Job. Go through the data below. Pull out every line that has the word "кишечнике".

Task data.
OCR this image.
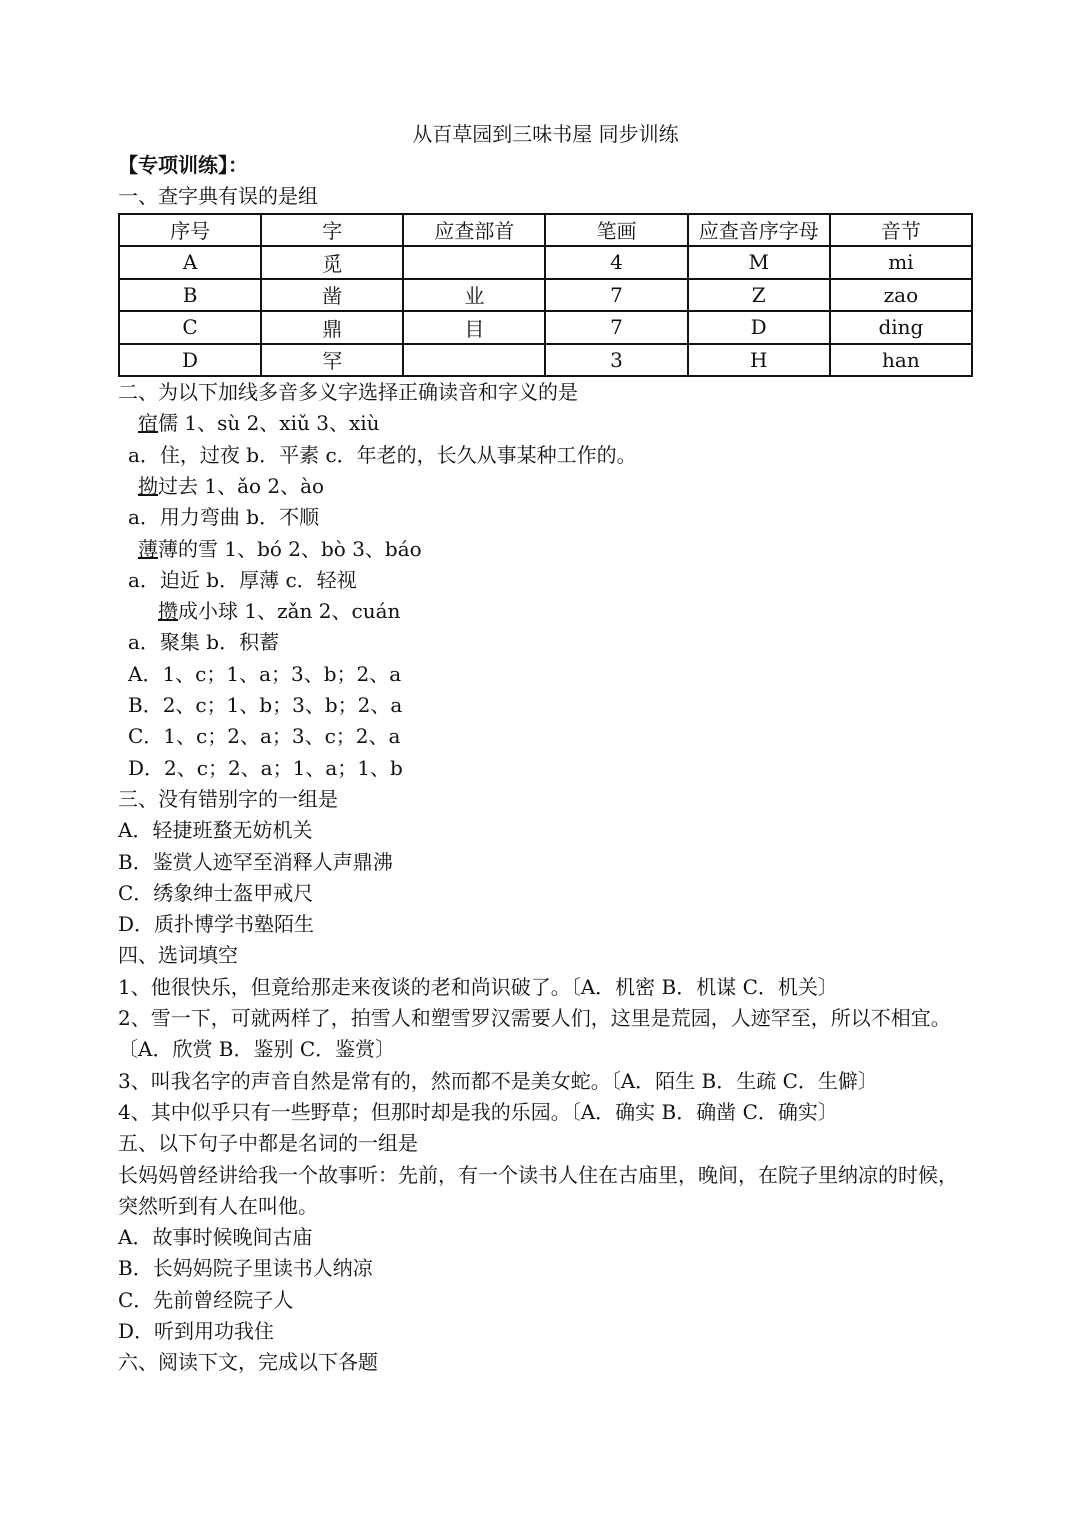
从百草园到三味书屋 同步训练
【专项训练】：
一、查字典有误的是组
序号	字	应查部首	笔画	应查音序字母	音节
A	觅		4	M	mi
B	凿	业	7	Z	zao
C	鼎	目	7	D	ding
D	罕		3	H	han
二、为以下加线多音多义字选择正确读音和字义的是
宿儒 1、sù 2、xiǔ 3、xiù
a．住，过夜 b．平素 c．年老的，长久从事某种工作的。
拗过去 1、ǎo 2、ào
a．用力弯曲 b．不顺
薄薄的雪 1、bó 2、bò 3、báo
a．迫近 b．厚薄 c．轻视
攒成小球 1、zǎn 2、cuán
a．聚集 b．积蓄
A．1、c；1、a；3、b；2、a
B．2、c；1、b；3、b；2、a
C．1、c；2、a；3、c；2、a
D．2、c；2、a；1、a；1、b
三、没有错别字的一组是
A．轻捷班蝥无妨机关
B．鉴赏人迹罕至消释人声鼎沸
C．绣象绅士盔甲戒尺
D．质扑博学书塾陌生
四、选词填空
1、他很快乐，但竟给那走来夜谈的老和尚识破了。〔A．机密 B．机谋 C．机关〕
2、雪一下，可就两样了，拍雪人和塑雪罗汉需要人们，这里是荒园，人迹罕至，所以不相宜。
〔A．欣赏 B．鉴别 C．鉴赏〕
3、叫我名字的声音自然是常有的，然而都不是美女蛇。〔A．陌生 B．生疏 C．生僻〕
4、其中似乎只有一些野草；但那时却是我的乐园。〔A．确实 B．确凿 C．确实〕
五、以下句子中都是名词的一组是
长妈妈曾经讲给我一个故事听：先前，有一个读书人住在古庙里，晚间，在院子里纳凉的时候，突然听到有人在叫他。
A．故事时候晚间古庙
B．长妈妈院子里读书人纳凉
C．先前曾经院子人
D．听到用功我住
六、阅读下文，完成以下各题
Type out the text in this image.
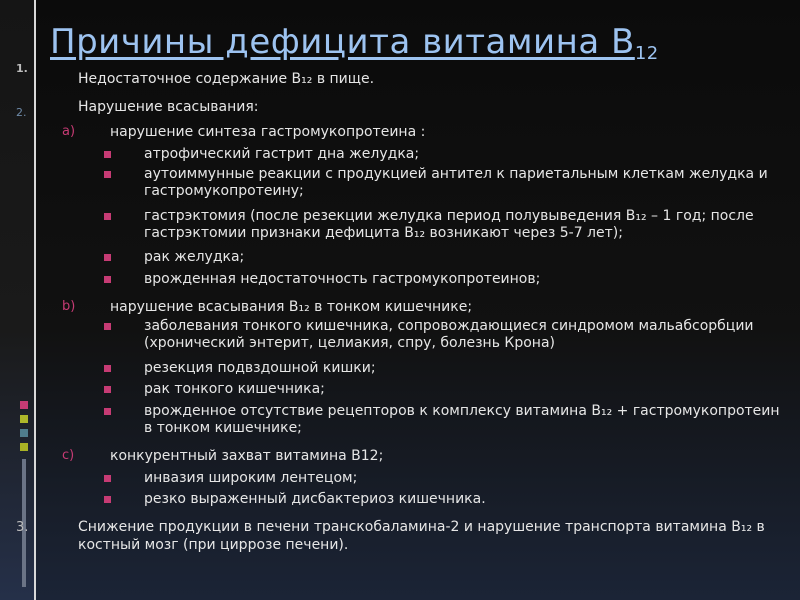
1.
2.
3.
Причины дефицита витамина $В_{12}$
Недостаточное содержание В₁₂ в пище.
Нарушение всасывания:
a) нарушение синтеза гастромукопротеина :
атрофический гастрит дна желудка;
аутоиммунные реакции с продукцией антител к париетальным клеткам желудка и гастромукопротеину;
гастрэктомия (после резекции желудка период полувыведения В₁₂ – 1 год; после гастрэктомии признаки дефицита В₁₂ возникают через 5-7 лет);
рак желудка;
врожденная недостаточность гастромукопротеинов;
b) нарушение всасывания В₁₂ в тонком кишечнике;
заболевания тонкого кишечника, сопровождающиеся синдромом мальабсорбции (хронический энтерит, целиакия, спру, болезнь Крона)
резекция подвздошной кишки;
рак тонкого кишечника;
врожденное отсутствие рецепторов к комплексу витамина В₁₂ + гастромукопротеин в тонком кишечнике;
c)	конкурентный захват витамина В12;
инвазия широким лентецом;
резко выраженный дисбактериоз кишечника.
Снижение продукции в печени транскобаламина-2 и нарушение транспорта витамина В₁₂ в костный мозг (при циррозе печени).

The solution.
b) нарушение всасывания В₁₂ в тонком кишечнике;
врожденное отсутствие рецепторов к комплексу витамина В₁₂ + гастромукопротеин в тонком кишечнике;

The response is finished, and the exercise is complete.